-- Start of Dataset entries --

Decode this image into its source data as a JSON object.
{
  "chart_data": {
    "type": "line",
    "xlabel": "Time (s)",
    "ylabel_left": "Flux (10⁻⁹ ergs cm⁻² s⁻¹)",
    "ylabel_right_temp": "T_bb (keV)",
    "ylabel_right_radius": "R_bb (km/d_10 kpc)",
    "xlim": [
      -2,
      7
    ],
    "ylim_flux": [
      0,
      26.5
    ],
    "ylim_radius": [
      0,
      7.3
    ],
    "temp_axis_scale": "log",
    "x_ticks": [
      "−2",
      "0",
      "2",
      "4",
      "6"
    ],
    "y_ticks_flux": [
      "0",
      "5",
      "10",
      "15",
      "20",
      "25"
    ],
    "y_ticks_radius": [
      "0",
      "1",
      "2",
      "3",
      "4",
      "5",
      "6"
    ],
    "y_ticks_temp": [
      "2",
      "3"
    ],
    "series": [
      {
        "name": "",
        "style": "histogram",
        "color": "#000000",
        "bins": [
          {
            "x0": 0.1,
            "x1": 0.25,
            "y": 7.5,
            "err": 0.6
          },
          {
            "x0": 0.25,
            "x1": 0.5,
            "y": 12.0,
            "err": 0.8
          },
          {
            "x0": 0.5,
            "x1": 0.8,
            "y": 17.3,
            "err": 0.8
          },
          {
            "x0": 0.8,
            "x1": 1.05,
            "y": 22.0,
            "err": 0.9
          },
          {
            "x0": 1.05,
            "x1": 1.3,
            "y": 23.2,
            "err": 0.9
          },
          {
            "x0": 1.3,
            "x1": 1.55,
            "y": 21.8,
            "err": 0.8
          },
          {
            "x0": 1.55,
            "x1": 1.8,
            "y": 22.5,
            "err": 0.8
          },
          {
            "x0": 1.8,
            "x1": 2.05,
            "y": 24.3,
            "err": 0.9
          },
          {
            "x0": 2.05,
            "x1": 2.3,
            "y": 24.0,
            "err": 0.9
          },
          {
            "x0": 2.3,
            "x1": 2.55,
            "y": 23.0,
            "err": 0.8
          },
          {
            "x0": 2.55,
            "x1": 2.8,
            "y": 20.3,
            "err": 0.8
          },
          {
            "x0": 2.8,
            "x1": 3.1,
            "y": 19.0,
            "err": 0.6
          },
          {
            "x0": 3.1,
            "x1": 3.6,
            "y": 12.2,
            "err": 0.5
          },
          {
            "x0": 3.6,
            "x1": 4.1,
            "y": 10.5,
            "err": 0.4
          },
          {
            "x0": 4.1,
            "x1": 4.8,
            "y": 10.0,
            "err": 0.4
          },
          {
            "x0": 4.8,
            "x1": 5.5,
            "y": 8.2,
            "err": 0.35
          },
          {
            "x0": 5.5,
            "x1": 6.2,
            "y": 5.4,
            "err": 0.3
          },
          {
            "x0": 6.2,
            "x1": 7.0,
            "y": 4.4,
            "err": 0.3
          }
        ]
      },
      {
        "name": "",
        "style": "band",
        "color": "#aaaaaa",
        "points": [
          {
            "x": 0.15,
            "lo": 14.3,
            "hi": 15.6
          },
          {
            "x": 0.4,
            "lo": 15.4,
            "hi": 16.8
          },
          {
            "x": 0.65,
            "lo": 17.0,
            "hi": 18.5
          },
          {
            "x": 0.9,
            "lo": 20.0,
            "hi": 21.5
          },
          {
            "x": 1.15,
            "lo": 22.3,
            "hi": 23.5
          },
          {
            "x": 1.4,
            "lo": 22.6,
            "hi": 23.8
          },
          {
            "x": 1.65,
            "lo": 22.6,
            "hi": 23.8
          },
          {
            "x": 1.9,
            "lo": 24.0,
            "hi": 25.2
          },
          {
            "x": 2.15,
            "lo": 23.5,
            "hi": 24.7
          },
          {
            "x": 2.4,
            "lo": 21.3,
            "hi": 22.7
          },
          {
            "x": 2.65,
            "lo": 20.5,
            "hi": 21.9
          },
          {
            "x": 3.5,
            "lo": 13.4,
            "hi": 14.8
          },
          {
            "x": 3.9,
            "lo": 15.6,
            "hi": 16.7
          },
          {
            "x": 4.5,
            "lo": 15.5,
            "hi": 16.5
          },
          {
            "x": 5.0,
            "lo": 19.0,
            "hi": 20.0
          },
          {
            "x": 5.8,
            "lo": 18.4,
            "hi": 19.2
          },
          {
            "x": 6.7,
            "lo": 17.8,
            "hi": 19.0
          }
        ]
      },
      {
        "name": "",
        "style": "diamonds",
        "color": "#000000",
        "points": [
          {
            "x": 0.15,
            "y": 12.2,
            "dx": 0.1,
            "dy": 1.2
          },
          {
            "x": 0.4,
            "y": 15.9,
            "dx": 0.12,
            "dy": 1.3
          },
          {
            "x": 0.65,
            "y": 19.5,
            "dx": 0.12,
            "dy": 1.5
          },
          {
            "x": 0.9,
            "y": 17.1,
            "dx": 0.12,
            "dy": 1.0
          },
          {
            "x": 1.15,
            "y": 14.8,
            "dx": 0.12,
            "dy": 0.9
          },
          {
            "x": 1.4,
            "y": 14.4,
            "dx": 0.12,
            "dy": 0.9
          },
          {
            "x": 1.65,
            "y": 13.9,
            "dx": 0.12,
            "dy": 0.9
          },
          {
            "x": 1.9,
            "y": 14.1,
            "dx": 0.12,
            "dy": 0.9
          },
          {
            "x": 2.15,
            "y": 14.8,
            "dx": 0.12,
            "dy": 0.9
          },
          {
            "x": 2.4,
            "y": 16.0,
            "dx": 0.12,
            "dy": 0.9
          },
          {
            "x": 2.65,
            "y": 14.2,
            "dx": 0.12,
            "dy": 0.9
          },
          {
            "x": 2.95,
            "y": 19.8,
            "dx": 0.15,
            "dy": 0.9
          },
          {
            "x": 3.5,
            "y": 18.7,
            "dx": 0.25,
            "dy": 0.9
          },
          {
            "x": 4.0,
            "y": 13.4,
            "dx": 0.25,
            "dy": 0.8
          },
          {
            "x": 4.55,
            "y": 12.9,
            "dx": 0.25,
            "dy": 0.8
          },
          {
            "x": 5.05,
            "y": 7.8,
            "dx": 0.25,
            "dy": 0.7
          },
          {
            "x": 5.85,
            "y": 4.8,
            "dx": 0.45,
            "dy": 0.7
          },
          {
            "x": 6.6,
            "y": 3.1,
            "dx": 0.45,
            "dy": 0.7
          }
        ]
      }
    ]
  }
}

-- End of Dataset entries --

**Problem description**
All of the entries need to be reproduced exactly; please write them out.

**Full output**
Decode this image into its source data as a JSON object.
{
  "chart_data": {
    "type": "line",
    "xlabel": "Time (s)",
    "ylabel_left": "Flux (10⁻⁹ ergs cm⁻² s⁻¹)",
    "ylabel_right_temp": "T_bb (keV)",
    "ylabel_right_radius": "R_bb (km/d_10 kpc)",
    "xlim": [
      -2,
      7
    ],
    "ylim_flux": [
      0,
      26.5
    ],
    "ylim_radius": [
      0,
      7.3
    ],
    "temp_axis_scale": "log",
    "x_ticks": [
      "−2",
      "0",
      "2",
      "4",
      "6"
    ],
    "y_ticks_flux": [
      "0",
      "5",
      "10",
      "15",
      "20",
      "25"
    ],
    "y_ticks_radius": [
      "0",
      "1",
      "2",
      "3",
      "4",
      "5",
      "6"
    ],
    "y_ticks_temp": [
      "2",
      "3"
    ],
    "series": [
      {
        "name": "",
        "style": "histogram",
        "color": "#000000",
        "bins": [
          {
            "x0": 0.1,
            "x1": 0.25,
            "y": 7.5,
            "err": 0.6
          },
          {
            "x0": 0.25,
            "x1": 0.5,
            "y": 12.0,
            "err": 0.8
          },
          {
            "x0": 0.5,
            "x1": 0.8,
            "y": 17.3,
            "err": 0.8
          },
          {
            "x0": 0.8,
            "x1": 1.05,
            "y": 22.0,
            "err": 0.9
          },
          {
            "x0": 1.05,
            "x1": 1.3,
            "y": 23.2,
            "err": 0.9
          },
          {
            "x0": 1.3,
            "x1": 1.55,
            "y": 21.8,
            "err": 0.8
          },
          {
            "x0": 1.55,
            "x1": 1.8,
            "y": 22.5,
            "err": 0.8
          },
          {
            "x0": 1.8,
            "x1": 2.05,
            "y": 24.3,
            "err": 0.9
          },
          {
            "x0": 2.05,
            "x1": 2.3,
            "y": 24.0,
            "err": 0.9
          },
          {
            "x0": 2.3,
            "x1": 2.55,
            "y": 23.0,
            "err": 0.8
          },
          {
            "x0": 2.55,
            "x1": 2.8,
            "y": 20.3,
            "err": 0.8
          },
          {
            "x0": 2.8,
            "x1": 3.1,
            "y": 19.0,
            "err": 0.6
          },
          {
            "x0": 3.1,
            "x1": 3.6,
            "y": 12.2,
            "err": 0.5
          },
          {
            "x0": 3.6,
            "x1": 4.1,
            "y": 10.5,
            "err": 0.4
          },
          {
            "x0": 4.1,
            "x1": 4.8,
            "y": 10.0,
            "err": 0.4
          },
          {
            "x0": 4.8,
            "x1": 5.5,
            "y": 8.2,
            "err": 0.35
          },
          {
            "x0": 5.5,
            "x1": 6.2,
            "y": 5.4,
            "err": 0.3
          },
          {
            "x0": 6.2,
            "x1": 7.0,
            "y": 4.4,
            "err": 0.3
          }
        ]
      },
      {
        "name": "",
        "style": "band",
        "color": "#aaaaaa",
        "points": [
          {
            "x": 0.15,
            "lo": 14.3,
            "hi": 15.6
          },
          {
            "x": 0.4,
            "lo": 15.4,
            "hi": 16.8
          },
          {
            "x": 0.65,
            "lo": 17.0,
            "hi": 18.5
          },
          {
            "x": 0.9,
            "lo": 20.0,
            "hi": 21.5
          },
          {
            "x": 1.15,
            "lo": 22.3,
            "hi": 23.5
          },
          {
            "x": 1.4,
            "lo": 22.6,
            "hi": 23.8
          },
          {
            "x": 1.65,
            "lo": 22.6,
            "hi": 23.8
          },
          {
            "x": 1.9,
            "lo": 24.0,
            "hi": 25.2
          },
          {
            "x": 2.15,
            "lo": 23.5,
            "hi": 24.7
          },
          {
            "x": 2.4,
            "lo": 21.3,
            "hi": 22.7
          },
          {
            "x": 2.65,
            "lo": 20.5,
            "hi": 21.9
          },
          {
            "x": 3.5,
            "lo": 13.4,
            "hi": 14.8
          },
          {
            "x": 3.9,
            "lo": 15.6,
            "hi": 16.7
          },
          {
            "x": 4.5,
            "lo": 15.5,
            "hi": 16.5
          },
          {
            "x": 5.0,
            "lo": 19.0,
            "hi": 20.0
          },
          {
            "x": 5.8,
            "lo": 18.4,
            "hi": 19.2
          },
          {
            "x": 6.7,
            "lo": 17.8,
            "hi": 19.0
          }
        ]
      },
      {
        "name": "",
        "style": "diamonds",
        "color": "#000000",
        "points": [
          {
            "x": 0.15,
            "y": 12.2,
            "dx": 0.1,
            "dy": 1.2
          },
          {
            "x": 0.4,
            "y": 15.9,
            "dx": 0.12,
            "dy": 1.3
          },
          {
            "x": 0.65,
            "y": 19.5,
            "dx": 0.12,
            "dy": 1.5
          },
          {
            "x": 0.9,
            "y": 17.1,
            "dx": 0.12,
            "dy": 1.0
          },
          {
            "x": 1.15,
            "y": 14.8,
            "dx": 0.12,
            "dy": 0.9
          },
          {
            "x": 1.4,
            "y": 14.4,
            "dx": 0.12,
            "dy": 0.9
          },
          {
            "x": 1.65,
            "y": 13.9,
            "dx": 0.12,
            "dy": 0.9
          },
          {
            "x": 1.9,
            "y": 14.1,
            "dx": 0.12,
            "dy": 0.9
          },
          {
            "x": 2.15,
            "y": 14.8,
            "dx": 0.12,
            "dy": 0.9
          },
          {
            "x": 2.4,
            "y": 16.0,
            "dx": 0.12,
            "dy": 0.9
          },
          {
            "x": 2.65,
            "y": 14.2,
            "dx": 0.12,
            "dy": 0.9
          },
          {
            "x": 2.95,
            "y": 19.8,
            "dx": 0.15,
            "dy": 0.9
          },
          {
            "x": 3.5,
            "y": 18.7,
            "dx": 0.25,
            "dy": 0.9
          },
          {
            "x": 4.0,
            "y": 13.4,
            "dx": 0.25,
            "dy": 0.8
          },
          {
            "x": 4.55,
            "y": 12.9,
            "dx": 0.25,
            "dy": 0.8
          },
          {
            "x": 5.05,
            "y": 7.8,
            "dx": 0.25,
            "dy": 0.7
          },
          {
            "x": 5.85,
            "y": 4.8,
            "dx": 0.45,
            "dy": 0.7
          },
          {
            "x": 6.6,
            "y": 3.1,
            "dx": 0.45,
            "dy": 0.7
          }
        ]
      }
    ]
  }
}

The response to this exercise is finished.